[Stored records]
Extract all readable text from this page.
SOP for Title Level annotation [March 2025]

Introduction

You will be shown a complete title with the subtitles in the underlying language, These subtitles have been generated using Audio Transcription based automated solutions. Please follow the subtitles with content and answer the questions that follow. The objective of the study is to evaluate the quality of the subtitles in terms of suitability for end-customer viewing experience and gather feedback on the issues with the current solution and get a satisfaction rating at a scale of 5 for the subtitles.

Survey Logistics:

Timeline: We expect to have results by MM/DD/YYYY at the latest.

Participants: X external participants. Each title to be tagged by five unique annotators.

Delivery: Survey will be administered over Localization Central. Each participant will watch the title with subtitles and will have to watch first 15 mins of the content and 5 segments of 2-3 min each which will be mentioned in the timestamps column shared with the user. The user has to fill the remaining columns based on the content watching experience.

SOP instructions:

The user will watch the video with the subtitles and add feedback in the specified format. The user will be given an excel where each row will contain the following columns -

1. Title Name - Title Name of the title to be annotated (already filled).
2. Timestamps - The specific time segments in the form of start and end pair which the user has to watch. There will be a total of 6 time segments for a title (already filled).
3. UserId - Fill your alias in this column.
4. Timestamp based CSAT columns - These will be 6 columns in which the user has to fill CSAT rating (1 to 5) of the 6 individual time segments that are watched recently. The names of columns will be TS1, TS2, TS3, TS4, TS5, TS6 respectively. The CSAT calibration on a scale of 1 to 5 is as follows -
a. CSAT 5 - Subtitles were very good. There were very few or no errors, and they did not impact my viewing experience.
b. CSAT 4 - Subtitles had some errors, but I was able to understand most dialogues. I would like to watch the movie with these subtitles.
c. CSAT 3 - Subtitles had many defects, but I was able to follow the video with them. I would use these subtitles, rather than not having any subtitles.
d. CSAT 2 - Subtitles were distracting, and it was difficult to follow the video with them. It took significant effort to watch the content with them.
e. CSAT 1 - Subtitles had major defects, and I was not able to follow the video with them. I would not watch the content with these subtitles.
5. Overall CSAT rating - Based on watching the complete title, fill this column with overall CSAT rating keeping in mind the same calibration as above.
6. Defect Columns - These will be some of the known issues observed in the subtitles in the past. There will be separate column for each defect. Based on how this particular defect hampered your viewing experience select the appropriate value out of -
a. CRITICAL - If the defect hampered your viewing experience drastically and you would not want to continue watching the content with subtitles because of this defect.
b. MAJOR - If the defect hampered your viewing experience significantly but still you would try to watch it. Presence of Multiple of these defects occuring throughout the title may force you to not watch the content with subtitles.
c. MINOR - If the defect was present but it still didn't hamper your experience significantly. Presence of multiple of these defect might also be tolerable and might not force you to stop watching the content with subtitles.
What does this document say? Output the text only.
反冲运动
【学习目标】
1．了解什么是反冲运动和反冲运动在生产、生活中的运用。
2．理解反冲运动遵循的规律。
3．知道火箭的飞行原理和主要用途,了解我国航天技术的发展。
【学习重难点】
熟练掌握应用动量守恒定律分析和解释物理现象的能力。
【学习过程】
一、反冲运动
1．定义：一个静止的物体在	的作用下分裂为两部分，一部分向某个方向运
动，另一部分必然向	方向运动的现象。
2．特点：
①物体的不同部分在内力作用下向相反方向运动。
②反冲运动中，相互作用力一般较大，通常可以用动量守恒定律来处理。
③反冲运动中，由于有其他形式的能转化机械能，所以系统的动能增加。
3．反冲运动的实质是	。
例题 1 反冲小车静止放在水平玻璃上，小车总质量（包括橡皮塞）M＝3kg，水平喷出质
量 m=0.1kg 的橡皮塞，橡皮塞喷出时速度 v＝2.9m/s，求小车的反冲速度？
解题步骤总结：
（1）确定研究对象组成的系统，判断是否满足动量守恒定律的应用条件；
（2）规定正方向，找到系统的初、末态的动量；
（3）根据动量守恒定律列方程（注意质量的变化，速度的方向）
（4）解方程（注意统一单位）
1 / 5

---

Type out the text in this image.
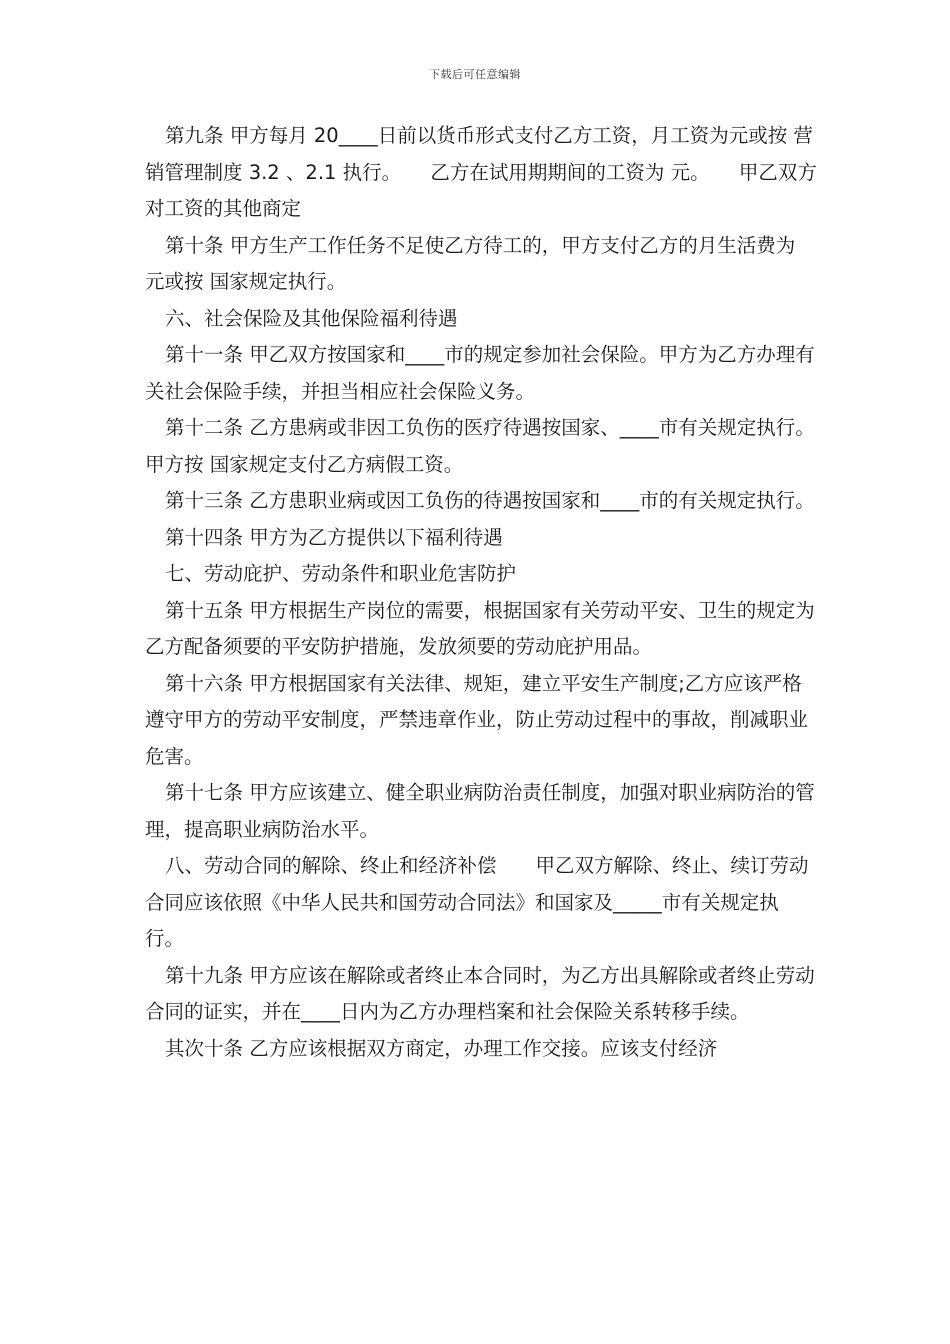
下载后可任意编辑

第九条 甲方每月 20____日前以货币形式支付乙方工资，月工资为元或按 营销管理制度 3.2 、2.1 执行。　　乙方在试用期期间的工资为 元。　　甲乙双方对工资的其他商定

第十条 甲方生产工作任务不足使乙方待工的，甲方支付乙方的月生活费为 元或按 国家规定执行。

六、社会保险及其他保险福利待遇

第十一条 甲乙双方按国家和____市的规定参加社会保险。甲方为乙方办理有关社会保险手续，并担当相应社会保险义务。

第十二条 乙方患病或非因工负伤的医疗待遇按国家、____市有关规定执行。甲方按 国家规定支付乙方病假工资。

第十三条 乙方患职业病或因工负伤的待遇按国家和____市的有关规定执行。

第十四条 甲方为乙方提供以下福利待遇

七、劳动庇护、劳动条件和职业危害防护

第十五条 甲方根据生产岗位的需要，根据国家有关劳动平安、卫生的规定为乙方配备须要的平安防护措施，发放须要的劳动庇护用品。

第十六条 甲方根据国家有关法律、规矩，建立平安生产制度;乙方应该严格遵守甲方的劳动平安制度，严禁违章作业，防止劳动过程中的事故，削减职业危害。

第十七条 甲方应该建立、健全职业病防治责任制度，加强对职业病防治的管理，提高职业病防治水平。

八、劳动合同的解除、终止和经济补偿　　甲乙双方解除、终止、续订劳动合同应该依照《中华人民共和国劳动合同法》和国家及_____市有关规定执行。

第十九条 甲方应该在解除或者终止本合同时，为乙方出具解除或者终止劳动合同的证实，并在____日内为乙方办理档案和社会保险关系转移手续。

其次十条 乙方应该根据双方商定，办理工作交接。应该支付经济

- **Task statement**
In the listing above, count each line that holds the string "hampered". Give the number only.

- **Answer to this problem**
3